=== Aim ===
Copy out the lines that include the word "seoses".

(Stored entries)
begin
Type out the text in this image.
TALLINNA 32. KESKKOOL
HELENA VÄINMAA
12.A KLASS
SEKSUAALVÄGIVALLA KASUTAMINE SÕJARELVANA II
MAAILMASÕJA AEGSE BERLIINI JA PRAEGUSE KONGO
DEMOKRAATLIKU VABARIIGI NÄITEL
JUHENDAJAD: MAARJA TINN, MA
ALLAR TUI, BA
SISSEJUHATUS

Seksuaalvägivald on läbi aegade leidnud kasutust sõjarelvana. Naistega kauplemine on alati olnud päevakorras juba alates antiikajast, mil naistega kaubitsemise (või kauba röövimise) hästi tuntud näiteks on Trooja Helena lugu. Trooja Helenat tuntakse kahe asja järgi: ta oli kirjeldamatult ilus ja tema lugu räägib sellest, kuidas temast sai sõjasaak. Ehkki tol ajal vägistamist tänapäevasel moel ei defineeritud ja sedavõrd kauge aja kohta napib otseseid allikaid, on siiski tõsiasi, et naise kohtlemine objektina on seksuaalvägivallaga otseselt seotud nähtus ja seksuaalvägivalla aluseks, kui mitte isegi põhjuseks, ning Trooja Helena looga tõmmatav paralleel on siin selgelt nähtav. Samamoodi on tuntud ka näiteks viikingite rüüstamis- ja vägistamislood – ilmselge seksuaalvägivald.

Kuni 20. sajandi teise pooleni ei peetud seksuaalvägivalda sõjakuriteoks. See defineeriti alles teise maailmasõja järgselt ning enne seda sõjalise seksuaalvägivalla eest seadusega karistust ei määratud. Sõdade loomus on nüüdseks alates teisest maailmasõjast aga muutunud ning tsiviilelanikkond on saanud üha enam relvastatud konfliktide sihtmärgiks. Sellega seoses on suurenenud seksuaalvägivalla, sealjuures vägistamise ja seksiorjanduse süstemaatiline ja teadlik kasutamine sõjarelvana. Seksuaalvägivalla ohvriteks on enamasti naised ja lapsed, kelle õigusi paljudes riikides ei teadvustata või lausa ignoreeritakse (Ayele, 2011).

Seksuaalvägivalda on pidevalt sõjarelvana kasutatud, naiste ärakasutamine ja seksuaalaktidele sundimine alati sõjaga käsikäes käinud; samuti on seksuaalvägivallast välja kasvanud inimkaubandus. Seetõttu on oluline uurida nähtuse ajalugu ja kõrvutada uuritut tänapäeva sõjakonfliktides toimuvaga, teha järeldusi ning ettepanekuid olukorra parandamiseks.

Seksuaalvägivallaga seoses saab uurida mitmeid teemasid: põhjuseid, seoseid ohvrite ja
end
=== Full output ===
Kuni 20. sajandi teise pooleni ei peetud seksuaalvägivalda sõjakuriteoks. See defineeriti alles teise maailmasõja järgselt ning enne seda sõjalise seksuaalvägivalla eest seadusega karistust ei määratud. Sõdade loomus on nüüdseks alates teisest maailmasõjast aga muutunud ning tsiviilelanikkond on saanud üha enam relvastatud konfliktide sihtmärgiks. Sellega seoses on suurenenud seksuaalvägivalla, sealjuures vägistamise ja seksiorjanduse süstemaatiline ja teadlik kasutamine sõjarelvana. Seksuaalvägivalla ohvriteks on enamasti naised ja lapsed, kelle õigusi paljudes riikides ei teadvustata või lausa ignoreeritakse (Ayele, 2011).
Seksuaalvägivallaga seoses saab uurida mitmeid teemasid: põhjuseid, seoseid ohvrite ja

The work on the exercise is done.